===== Given records

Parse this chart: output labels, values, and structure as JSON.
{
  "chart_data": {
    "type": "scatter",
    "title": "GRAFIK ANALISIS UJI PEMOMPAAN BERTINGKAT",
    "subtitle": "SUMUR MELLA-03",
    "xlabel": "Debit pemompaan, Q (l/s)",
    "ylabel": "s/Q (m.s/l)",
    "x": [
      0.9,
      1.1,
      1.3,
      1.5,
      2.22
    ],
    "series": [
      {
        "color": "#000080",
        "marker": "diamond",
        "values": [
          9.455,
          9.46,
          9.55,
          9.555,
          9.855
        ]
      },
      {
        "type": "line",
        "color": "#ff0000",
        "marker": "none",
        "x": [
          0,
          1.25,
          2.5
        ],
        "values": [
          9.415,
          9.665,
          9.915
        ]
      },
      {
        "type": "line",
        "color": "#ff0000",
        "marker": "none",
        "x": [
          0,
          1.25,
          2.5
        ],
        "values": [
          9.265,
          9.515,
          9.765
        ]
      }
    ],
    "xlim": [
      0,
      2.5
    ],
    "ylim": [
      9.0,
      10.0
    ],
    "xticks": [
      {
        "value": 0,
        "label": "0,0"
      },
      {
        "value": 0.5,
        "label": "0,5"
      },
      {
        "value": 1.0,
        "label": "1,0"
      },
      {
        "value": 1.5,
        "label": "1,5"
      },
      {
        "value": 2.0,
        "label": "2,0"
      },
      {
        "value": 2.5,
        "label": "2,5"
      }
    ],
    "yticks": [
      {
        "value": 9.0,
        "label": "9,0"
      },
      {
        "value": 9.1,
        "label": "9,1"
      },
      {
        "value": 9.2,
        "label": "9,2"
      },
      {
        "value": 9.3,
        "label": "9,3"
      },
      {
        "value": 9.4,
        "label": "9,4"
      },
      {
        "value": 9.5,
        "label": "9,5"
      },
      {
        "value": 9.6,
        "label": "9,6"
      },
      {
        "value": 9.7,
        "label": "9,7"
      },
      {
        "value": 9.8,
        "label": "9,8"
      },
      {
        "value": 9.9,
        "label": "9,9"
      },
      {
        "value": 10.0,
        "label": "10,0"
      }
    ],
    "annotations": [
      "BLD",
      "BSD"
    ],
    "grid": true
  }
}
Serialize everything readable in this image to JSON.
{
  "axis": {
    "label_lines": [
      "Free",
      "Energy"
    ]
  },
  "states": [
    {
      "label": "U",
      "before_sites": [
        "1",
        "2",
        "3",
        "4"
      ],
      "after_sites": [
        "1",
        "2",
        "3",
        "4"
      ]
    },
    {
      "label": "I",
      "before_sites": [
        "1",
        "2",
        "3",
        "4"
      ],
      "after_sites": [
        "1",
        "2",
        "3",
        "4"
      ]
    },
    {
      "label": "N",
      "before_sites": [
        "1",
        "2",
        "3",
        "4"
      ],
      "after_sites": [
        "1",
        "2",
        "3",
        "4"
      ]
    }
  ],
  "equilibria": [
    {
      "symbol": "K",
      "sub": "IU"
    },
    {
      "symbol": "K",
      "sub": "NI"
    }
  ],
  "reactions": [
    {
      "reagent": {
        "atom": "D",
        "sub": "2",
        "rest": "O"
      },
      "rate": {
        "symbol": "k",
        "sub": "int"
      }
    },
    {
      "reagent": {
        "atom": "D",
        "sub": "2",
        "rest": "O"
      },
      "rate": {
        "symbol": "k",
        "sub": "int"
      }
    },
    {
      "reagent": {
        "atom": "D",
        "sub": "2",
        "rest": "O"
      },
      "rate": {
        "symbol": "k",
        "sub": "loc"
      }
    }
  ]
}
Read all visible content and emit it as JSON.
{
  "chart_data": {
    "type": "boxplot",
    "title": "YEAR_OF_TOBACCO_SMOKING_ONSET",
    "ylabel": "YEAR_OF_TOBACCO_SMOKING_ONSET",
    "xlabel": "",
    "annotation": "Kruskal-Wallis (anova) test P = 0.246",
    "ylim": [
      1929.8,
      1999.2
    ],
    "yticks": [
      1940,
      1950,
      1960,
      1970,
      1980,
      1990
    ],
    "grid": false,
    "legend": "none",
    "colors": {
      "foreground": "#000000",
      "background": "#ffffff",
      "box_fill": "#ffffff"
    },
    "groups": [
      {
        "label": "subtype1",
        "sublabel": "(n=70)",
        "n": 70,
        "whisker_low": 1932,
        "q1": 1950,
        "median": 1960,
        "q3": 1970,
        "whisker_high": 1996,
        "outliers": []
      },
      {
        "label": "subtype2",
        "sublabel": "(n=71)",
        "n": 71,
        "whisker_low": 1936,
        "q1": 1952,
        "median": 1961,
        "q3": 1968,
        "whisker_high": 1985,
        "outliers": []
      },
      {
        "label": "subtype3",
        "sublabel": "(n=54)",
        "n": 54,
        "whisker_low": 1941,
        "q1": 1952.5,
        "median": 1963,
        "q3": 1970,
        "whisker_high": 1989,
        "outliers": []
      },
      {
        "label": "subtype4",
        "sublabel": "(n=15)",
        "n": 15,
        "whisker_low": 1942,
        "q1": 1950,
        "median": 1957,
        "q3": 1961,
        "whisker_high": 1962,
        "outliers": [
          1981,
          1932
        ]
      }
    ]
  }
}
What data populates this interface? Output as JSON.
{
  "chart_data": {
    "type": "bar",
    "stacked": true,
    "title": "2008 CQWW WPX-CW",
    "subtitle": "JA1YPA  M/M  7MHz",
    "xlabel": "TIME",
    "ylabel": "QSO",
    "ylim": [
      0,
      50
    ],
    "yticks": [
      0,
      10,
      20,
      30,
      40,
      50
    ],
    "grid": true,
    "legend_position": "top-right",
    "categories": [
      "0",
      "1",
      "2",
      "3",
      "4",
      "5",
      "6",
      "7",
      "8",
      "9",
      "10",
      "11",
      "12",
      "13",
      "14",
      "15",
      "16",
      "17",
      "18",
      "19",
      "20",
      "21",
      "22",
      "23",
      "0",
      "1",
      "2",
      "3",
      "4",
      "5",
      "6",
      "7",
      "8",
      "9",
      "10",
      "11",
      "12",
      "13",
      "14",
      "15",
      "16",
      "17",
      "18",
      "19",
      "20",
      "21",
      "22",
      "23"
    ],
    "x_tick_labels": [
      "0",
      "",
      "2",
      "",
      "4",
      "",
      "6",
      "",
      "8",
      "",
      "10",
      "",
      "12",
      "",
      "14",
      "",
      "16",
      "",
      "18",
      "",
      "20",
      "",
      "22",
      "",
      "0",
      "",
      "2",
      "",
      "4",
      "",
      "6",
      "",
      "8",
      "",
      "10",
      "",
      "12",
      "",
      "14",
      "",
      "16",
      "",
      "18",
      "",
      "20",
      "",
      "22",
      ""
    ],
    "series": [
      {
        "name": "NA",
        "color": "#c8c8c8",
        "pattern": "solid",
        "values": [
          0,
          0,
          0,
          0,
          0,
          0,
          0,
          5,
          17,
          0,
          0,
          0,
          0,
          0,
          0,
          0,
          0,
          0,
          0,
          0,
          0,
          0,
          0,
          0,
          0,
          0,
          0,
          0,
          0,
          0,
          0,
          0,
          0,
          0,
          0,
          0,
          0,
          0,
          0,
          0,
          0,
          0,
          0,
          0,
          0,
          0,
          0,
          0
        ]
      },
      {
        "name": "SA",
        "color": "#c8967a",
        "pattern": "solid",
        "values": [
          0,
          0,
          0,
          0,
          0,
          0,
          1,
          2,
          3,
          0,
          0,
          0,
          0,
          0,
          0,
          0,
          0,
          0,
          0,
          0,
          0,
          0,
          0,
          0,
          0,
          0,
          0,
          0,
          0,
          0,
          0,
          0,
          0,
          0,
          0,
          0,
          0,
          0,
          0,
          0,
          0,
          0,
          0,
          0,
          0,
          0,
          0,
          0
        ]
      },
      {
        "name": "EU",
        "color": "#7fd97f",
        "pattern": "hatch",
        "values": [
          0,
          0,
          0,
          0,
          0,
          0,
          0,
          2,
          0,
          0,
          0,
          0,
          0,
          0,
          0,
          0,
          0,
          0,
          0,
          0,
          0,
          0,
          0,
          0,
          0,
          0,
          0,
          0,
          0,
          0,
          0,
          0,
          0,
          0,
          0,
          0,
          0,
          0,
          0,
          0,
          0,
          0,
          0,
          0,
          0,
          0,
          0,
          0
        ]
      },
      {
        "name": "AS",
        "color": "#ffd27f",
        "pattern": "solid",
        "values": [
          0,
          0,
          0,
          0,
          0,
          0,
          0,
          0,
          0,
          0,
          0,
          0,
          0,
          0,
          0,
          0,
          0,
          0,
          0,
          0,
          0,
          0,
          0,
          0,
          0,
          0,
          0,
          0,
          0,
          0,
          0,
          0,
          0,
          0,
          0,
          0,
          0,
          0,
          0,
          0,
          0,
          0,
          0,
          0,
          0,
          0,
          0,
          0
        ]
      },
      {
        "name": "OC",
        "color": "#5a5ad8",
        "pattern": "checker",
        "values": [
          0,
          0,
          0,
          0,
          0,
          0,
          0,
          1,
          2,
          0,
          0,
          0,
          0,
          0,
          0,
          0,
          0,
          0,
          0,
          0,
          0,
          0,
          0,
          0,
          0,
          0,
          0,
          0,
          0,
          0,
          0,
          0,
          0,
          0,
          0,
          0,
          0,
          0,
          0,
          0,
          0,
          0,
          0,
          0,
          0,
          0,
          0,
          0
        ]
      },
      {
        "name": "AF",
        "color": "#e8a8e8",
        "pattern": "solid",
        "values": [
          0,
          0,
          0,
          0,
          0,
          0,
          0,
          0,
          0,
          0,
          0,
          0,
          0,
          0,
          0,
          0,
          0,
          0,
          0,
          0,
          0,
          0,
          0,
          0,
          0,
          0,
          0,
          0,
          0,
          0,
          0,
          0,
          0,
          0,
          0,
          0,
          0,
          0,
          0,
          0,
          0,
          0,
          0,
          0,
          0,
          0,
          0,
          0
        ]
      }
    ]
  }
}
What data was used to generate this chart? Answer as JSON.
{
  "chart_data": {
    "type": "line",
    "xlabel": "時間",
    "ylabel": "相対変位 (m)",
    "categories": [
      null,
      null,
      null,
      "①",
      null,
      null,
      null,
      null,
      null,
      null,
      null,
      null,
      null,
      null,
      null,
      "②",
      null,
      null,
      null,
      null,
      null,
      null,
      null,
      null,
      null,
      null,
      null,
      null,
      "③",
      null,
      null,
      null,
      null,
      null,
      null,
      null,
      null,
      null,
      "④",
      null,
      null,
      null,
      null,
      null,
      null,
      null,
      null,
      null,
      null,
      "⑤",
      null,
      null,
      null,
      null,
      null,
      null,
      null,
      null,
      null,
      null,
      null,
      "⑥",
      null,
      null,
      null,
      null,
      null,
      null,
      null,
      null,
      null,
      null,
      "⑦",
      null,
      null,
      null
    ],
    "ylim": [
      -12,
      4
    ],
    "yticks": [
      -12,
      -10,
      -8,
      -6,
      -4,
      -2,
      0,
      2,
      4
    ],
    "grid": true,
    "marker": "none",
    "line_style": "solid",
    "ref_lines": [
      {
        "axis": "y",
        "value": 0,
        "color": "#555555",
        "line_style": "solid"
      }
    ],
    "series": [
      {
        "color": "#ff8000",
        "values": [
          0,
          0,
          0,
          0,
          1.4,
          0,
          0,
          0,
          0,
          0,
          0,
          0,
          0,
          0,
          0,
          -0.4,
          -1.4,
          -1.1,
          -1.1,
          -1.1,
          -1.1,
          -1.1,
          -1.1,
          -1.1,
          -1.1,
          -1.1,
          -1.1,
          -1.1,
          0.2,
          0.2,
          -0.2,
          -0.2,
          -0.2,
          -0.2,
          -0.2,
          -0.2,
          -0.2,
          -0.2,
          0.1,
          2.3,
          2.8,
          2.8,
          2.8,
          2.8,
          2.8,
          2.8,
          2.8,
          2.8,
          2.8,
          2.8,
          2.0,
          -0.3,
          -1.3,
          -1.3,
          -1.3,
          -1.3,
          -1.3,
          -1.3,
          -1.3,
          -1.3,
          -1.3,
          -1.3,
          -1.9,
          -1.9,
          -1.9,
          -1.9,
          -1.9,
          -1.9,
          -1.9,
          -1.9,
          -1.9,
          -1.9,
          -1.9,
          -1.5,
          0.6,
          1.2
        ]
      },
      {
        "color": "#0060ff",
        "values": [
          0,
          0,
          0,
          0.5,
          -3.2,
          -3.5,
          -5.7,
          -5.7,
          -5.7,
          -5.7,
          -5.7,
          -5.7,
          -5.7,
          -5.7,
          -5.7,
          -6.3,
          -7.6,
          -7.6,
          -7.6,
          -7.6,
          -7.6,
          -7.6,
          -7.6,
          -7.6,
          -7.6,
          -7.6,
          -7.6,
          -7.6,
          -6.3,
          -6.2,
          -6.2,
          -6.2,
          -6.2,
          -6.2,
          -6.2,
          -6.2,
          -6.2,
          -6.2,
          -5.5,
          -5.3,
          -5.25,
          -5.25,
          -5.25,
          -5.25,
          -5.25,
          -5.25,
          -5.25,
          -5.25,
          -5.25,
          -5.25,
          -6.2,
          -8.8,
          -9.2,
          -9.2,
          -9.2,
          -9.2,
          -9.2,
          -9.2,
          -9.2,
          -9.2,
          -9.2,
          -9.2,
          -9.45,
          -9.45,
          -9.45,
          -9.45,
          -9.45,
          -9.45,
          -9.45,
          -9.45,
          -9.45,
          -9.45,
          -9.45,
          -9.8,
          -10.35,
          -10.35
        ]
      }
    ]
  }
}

==========

▶ What needs to be done: Find the lines of the material that hold the word "grid" and report their count alone.

▶ Written response: 4